Bounding box annotations
++++++++++

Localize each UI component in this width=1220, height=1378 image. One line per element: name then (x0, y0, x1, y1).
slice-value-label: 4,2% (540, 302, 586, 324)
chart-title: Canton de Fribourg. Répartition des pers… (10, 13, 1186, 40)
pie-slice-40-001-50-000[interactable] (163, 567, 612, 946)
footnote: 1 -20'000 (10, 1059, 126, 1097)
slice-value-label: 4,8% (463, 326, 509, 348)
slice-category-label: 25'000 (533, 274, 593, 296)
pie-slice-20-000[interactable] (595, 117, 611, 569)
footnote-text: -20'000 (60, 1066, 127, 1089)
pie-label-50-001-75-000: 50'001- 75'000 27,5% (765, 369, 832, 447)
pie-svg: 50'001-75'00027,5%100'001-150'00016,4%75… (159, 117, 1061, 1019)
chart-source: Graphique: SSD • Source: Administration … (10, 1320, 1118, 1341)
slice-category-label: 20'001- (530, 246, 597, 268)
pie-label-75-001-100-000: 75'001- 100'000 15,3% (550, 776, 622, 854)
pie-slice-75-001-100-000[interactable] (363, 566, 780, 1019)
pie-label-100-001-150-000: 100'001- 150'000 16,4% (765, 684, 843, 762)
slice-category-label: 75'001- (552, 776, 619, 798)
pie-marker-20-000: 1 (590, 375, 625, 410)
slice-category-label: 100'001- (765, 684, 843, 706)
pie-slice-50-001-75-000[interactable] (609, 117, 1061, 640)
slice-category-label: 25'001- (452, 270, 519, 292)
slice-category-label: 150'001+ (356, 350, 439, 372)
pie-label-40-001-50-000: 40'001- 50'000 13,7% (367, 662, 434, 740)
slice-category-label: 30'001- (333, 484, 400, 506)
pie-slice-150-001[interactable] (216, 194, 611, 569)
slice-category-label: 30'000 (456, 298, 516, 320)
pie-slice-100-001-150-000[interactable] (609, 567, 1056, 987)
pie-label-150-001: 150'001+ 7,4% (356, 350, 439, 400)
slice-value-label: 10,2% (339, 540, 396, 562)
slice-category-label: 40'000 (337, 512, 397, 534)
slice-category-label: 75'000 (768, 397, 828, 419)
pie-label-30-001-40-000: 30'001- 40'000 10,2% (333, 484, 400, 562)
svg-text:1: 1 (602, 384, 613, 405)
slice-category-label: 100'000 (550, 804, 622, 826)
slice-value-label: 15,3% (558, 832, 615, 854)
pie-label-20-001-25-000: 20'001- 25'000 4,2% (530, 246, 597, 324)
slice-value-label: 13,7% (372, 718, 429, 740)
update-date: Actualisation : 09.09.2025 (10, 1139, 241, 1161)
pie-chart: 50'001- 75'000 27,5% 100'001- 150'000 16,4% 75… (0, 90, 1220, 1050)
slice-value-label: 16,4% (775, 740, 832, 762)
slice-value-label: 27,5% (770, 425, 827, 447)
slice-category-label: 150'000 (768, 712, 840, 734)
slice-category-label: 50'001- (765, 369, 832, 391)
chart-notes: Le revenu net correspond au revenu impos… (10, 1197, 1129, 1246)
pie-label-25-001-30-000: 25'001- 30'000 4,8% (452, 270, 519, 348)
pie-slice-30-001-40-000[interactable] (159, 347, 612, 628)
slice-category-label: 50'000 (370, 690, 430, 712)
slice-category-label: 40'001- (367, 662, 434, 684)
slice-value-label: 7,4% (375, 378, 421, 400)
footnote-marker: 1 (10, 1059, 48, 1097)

++++++++++

* YOUR INSTRUCTIONS
Find each row above that contains the string "footnote", with case counting, and copy those rows in full.

* REPLY
footnote: 1 -20'000 (10, 1059, 126, 1097)
footnote-text: -20'000 (60, 1066, 127, 1089)
footnote-marker: 1 (10, 1059, 48, 1097)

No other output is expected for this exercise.